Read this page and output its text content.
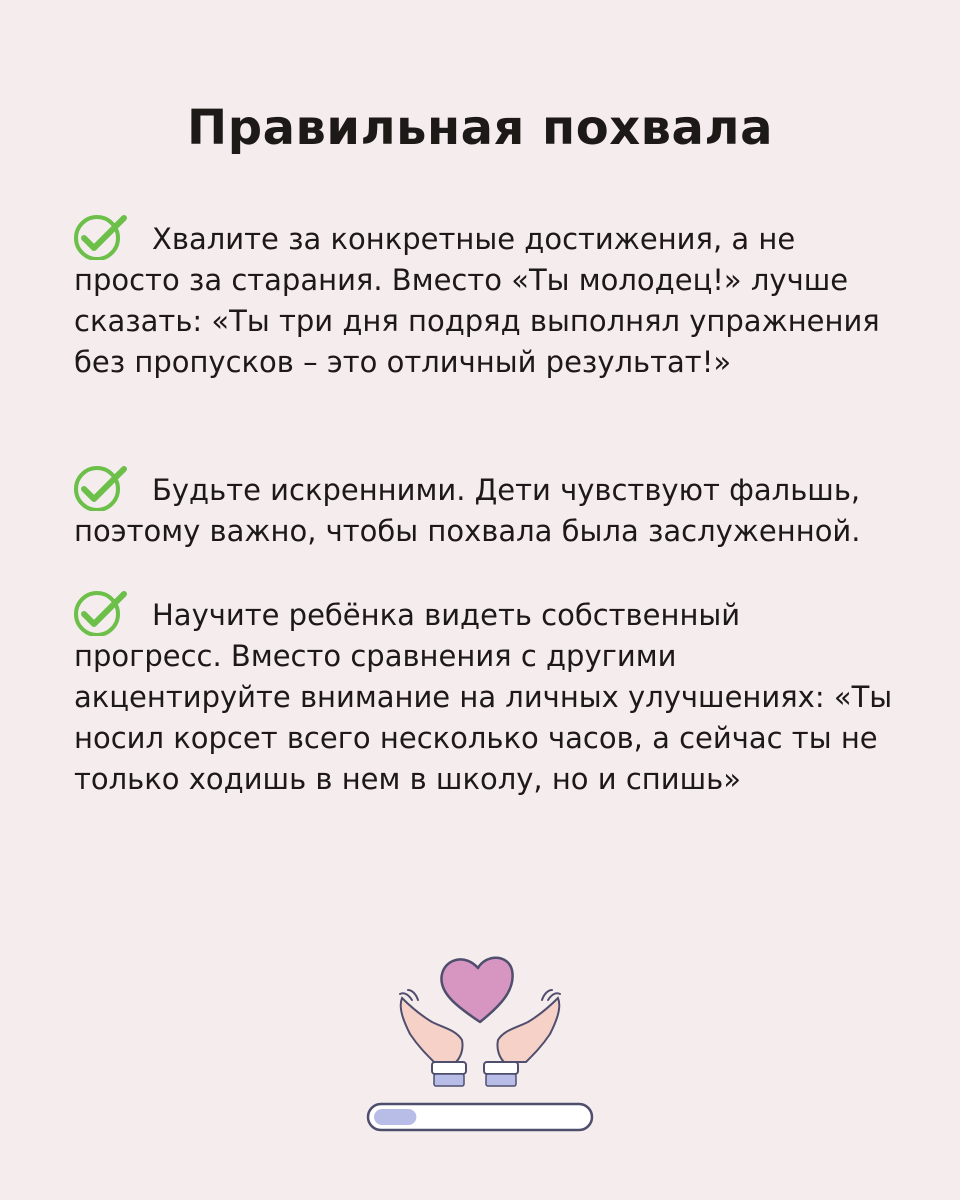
Правильная похвала

Хвалите за конкретные достижения, а не просто за старания. Вместо «Ты молодец!» лучше сказать: «Ты три дня подряд выполнял упражнения без пропусков – это отличный результат!»

Будьте искренними. Дети чувствуют фальшь, поэтому важно, чтобы похвала была заслуженной.

Научите ребёнка видеть собственный прогресс. Вместо сравнения с другими акцентируйте внимание на личных улучшениях: «Ты носил корсет всего несколько часов, а сейчас ты не только ходишь в нем в школу, но и спишь»
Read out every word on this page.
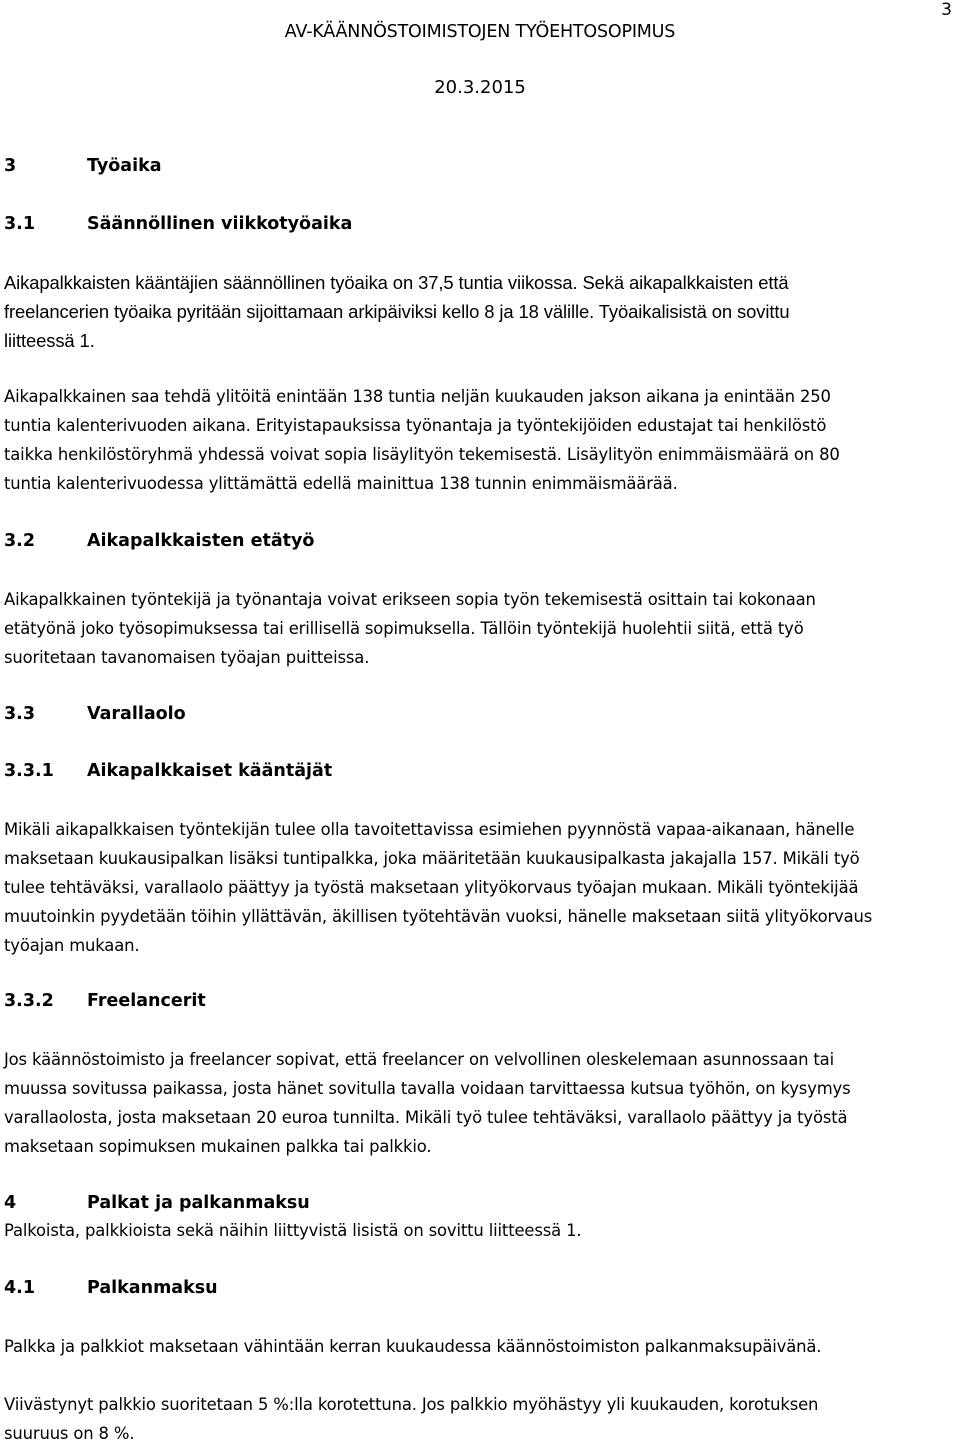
3
AV-KÄÄNNÖSTOIMISTOJEN TYÖEHTOSOPIMUS
20.3.2015
3	Työaika
3.1	Säännöllinen viikkotyöaika
Aikapalkkaisten kääntäjien säännöllinen työaika on 37,5 tuntia viikossa. Sekä aikapalkkaisten että
freelancerien työaika pyritään sijoittamaan arkipäiviksi kello 8 ja 18 välille. Työaikalisistä on sovittu
liitteessä 1.
Aikapalkkainen saa tehdä ylitöitä enintään 138 tuntia neljän kuukauden jakson aikana ja enintään 250
tuntia kalenterivuoden aikana. Erityistapauksissa työnantaja ja työntekijöiden edustajat tai henkilöstö
taikka henkilöstöryhmä yhdessä voivat sopia lisäylityön tekemisestä. Lisäylityön enimmäismäärä on 80
tuntia kalenterivuodessa ylittämättä edellä mainittua 138 tunnin enimmäismäärää.
3.2	Aikapalkkaisten etätyö
Aikapalkkainen työntekijä ja työnantaja voivat erikseen sopia työn tekemisestä osittain tai kokonaan
etätyönä joko työsopimuksessa tai erillisellä sopimuksella. Tällöin työntekijä huolehtii siitä, että työ
suoritetaan tavanomaisen työajan puitteissa.
3.3	Varallaolo
3.3.1 Aikapalkkaiset kääntäjät
Mikäli aikapalkkaisen työntekijän tulee olla tavoitettavissa esimiehen pyynnöstä vapaa-aikanaan, hänelle
maksetaan kuukausipalkan lisäksi tuntipalkka, joka määritetään kuukausipalkasta jakajalla 157. Mikäli työ
tulee tehtäväksi, varallaolo päättyy ja työstä maksetaan ylityökorvaus työajan mukaan. Mikäli työntekijää
muutoinkin pyydetään töihin yllättävän, äkillisen työtehtävän vuoksi, hänelle maksetaan siitä ylityökorvaus
työajan mukaan.
3.3.2 Freelancerit
Jos käännöstoimisto ja freelancer sopivat, että freelancer on velvollinen oleskelemaan asunnossaan tai
muussa sovitussa paikassa, josta hänet sovitulla tavalla voidaan tarvittaessa kutsua työhön, on kysymys
varallaolosta, josta maksetaan 20 euroa tunnilta. Mikäli työ tulee tehtäväksi, varallaolo päättyy ja työstä
maksetaan sopimuksen mukainen palkka tai palkkio.
4	Palkat ja palkanmaksu
Palkoista, palkkioista sekä näihin liittyvistä lisistä on sovittu liitteessä 1.
4.1	Palkanmaksu
Palkka ja palkkiot maksetaan vähintään kerran kuukaudessa käännöstoimiston palkanmaksupäivänä.
Viivästynyt palkkio suoritetaan 5 %:lla korotettuna. Jos palkkio myöhästyy yli kuukauden, korotuksen
suuruus on 8 %.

==*==

*GIVEN EXERCISE:* Select the lines in this material that hold the word "похвала", leaving none out.

*OUTPUT FOR THIS TASK:*
Правильная похвала
Будьте искренними. Дети чувствуют фальшь, поэтому важно, чтобы похвала была заслуженной.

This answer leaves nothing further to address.